Objective: Write out the records beneath this line exactly as they appear, minus any images.

Task input:
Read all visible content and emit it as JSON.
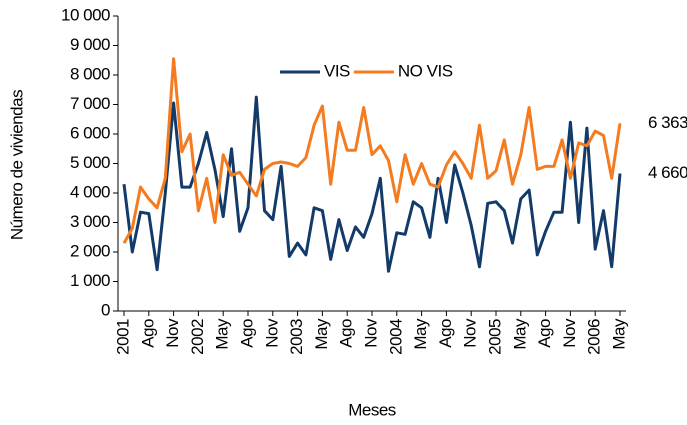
{
  "chart_data": {
    "type": "line",
    "y_label": "Número de viviendas",
    "x_label": "Meses",
    "categories": [
      "2001",
      null,
      null,
      "Ago",
      null,
      null,
      "Nov",
      null,
      null,
      "2002",
      null,
      null,
      "May",
      null,
      null,
      "Ago",
      null,
      null,
      "Nov",
      null,
      null,
      "2003",
      null,
      null,
      "May",
      null,
      null,
      "Ago",
      null,
      null,
      "Nov",
      null,
      null,
      "2004",
      null,
      null,
      "May",
      null,
      null,
      "Ago",
      null,
      null,
      "Nov",
      null,
      null,
      "2005",
      null,
      null,
      "May",
      null,
      null,
      "Ago",
      null,
      null,
      "Nov",
      null,
      null,
      "2006",
      null,
      null,
      "May"
    ],
    "series": [
      {
        "name": "VIS",
        "color": "#123b69",
        "end_label": "4 660",
        "values": [
          4300,
          2000,
          3350,
          3300,
          1400,
          4000,
          7050,
          4200,
          4200,
          5000,
          6050,
          4800,
          3200,
          5500,
          2700,
          3500,
          7250,
          3400,
          3100,
          4900,
          1850,
          2300,
          1900,
          3500,
          3400,
          1750,
          3100,
          2050,
          2850,
          2500,
          3300,
          4500,
          1350,
          2650,
          2600,
          3700,
          3500,
          2500,
          4500,
          3000,
          4950,
          4000,
          2900,
          1500,
          3650,
          3700,
          3400,
          2300,
          3800,
          4100,
          1900,
          2700,
          3350,
          3350,
          6400,
          3000,
          6200,
          2100,
          3400,
          1500,
          4660
        ]
      },
      {
        "name": "NO VIS",
        "color": "#f47b20",
        "end_label": "6 363",
        "values": [
          2300,
          2800,
          4200,
          3800,
          3500,
          4500,
          8550,
          5400,
          6000,
          3400,
          4500,
          3000,
          5300,
          4600,
          4700,
          4300,
          3900,
          4800,
          5000,
          5050,
          5000,
          4900,
          5200,
          6300,
          6950,
          4300,
          6400,
          5450,
          5450,
          6900,
          5300,
          5600,
          5100,
          3700,
          5300,
          4300,
          5000,
          4300,
          4200,
          4950,
          5400,
          5000,
          4500,
          6300,
          4500,
          4750,
          5800,
          4300,
          5300,
          6900,
          4800,
          4900,
          4900,
          5800,
          4500,
          5700,
          5600,
          6100,
          5950,
          4500,
          6363
        ]
      }
    ],
    "ylim": [
      0,
      10000
    ],
    "yticks": [
      0,
      {
        "value": 1000,
        "label": "1 000"
      },
      {
        "value": 2000,
        "label": "2 000"
      },
      {
        "value": 3000,
        "label": "3 000"
      },
      {
        "value": 4000,
        "label": "4 000"
      },
      {
        "value": 5000,
        "label": "5 000"
      },
      {
        "value": 6000,
        "label": "6 000"
      },
      {
        "value": 7000,
        "label": "7 000"
      },
      {
        "value": 8000,
        "label": "8 000"
      },
      {
        "value": 9000,
        "label": "9 000"
      },
      {
        "value": 10000,
        "label": "10 000"
      }
    ],
    "grid": false,
    "legend": "upper center"
  }
}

Answer for the task:
Read all visible content and emit it as JSON.
{
  "chart_data": {
    "type": "line",
    "y_label": "Número de viviendas",
    "x_label": "Meses",
    "categories": [
      "2001",
      null,
      null,
      "Ago",
      null,
      null,
      "Nov",
      null,
      null,
      "2002",
      null,
      null,
      "May",
      null,
      null,
      "Ago",
      null,
      null,
      "Nov",
      null,
      null,
      "2003",
      null,
      null,
      "May",
      null,
      null,
      "Ago",
      null,
      null,
      "Nov",
      null,
      null,
      "2004",
      null,
      null,
      "May",
      null,
      null,
      "Ago",
      null,
      null,
      "Nov",
      null,
      null,
      "2005",
      null,
      null,
      "May",
      null,
      null,
      "Ago",
      null,
      null,
      "Nov",
      null,
      null,
      "2006",
      null,
      null,
      "May"
    ],
    "series": [
      {
        "name": "VIS",
        "color": "#123b69",
        "end_label": "4 660",
        "values": [
          4300,
          2000,
          3350,
          3300,
          1400,
          4000,
          7050,
          4200,
          4200,
          5000,
          6050,
          4800,
          3200,
          5500,
          2700,
          3500,
          7250,
          3400,
          3100,
          4900,
          1850,
          2300,
          1900,
          3500,
          3400,
          1750,
          3100,
          2050,
          2850,
          2500,
          3300,
          4500,
          1350,
          2650,
          2600,
          3700,
          3500,
          2500,
          4500,
          3000,
          4950,
          4000,
          2900,
          1500,
          3650,
          3700,
          3400,
          2300,
          3800,
          4100,
          1900,
          2700,
          3350,
          3350,
          6400,
          3000,
          6200,
          2100,
          3400,
          1500,
          4660
        ]
      },
      {
        "name": "NO VIS",
        "color": "#f47b20",
        "end_label": "6 363",
        "values": [
          2300,
          2800,
          4200,
          3800,
          3500,
          4500,
          8550,
          5400,
          6000,
          3400,
          4500,
          3000,
          5300,
          4600,
          4700,
          4300,
          3900,
          4800,
          5000,
          5050,
          5000,
          4900,
          5200,
          6300,
          6950,
          4300,
          6400,
          5450,
          5450,
          6900,
          5300,
          5600,
          5100,
          3700,
          5300,
          4300,
          5000,
          4300,
          4200,
          4950,
          5400,
          5000,
          4500,
          6300,
          4500,
          4750,
          5800,
          4300,
          5300,
          6900,
          4800,
          4900,
          4900,
          5800,
          4500,
          5700,
          5600,
          6100,
          5950,
          4500,
          6363
        ]
      }
    ],
    "ylim": [
      0,
      10000
    ],
    "yticks": [
      0,
      {
        "value": 1000,
        "label": "1 000"
      },
      {
        "value": 2000,
        "label": "2 000"
      },
      {
        "value": 3000,
        "label": "3 000"
      },
      {
        "value": 4000,
        "label": "4 000"
      },
      {
        "value": 5000,
        "label": "5 000"
      },
      {
        "value": 6000,
        "label": "6 000"
      },
      {
        "value": 7000,
        "label": "7 000"
      },
      {
        "value": 8000,
        "label": "8 000"
      },
      {
        "value": 9000,
        "label": "9 000"
      },
      {
        "value": 10000,
        "label": "10 000"
      }
    ],
    "grid": false,
    "legend": "upper center"
  }
}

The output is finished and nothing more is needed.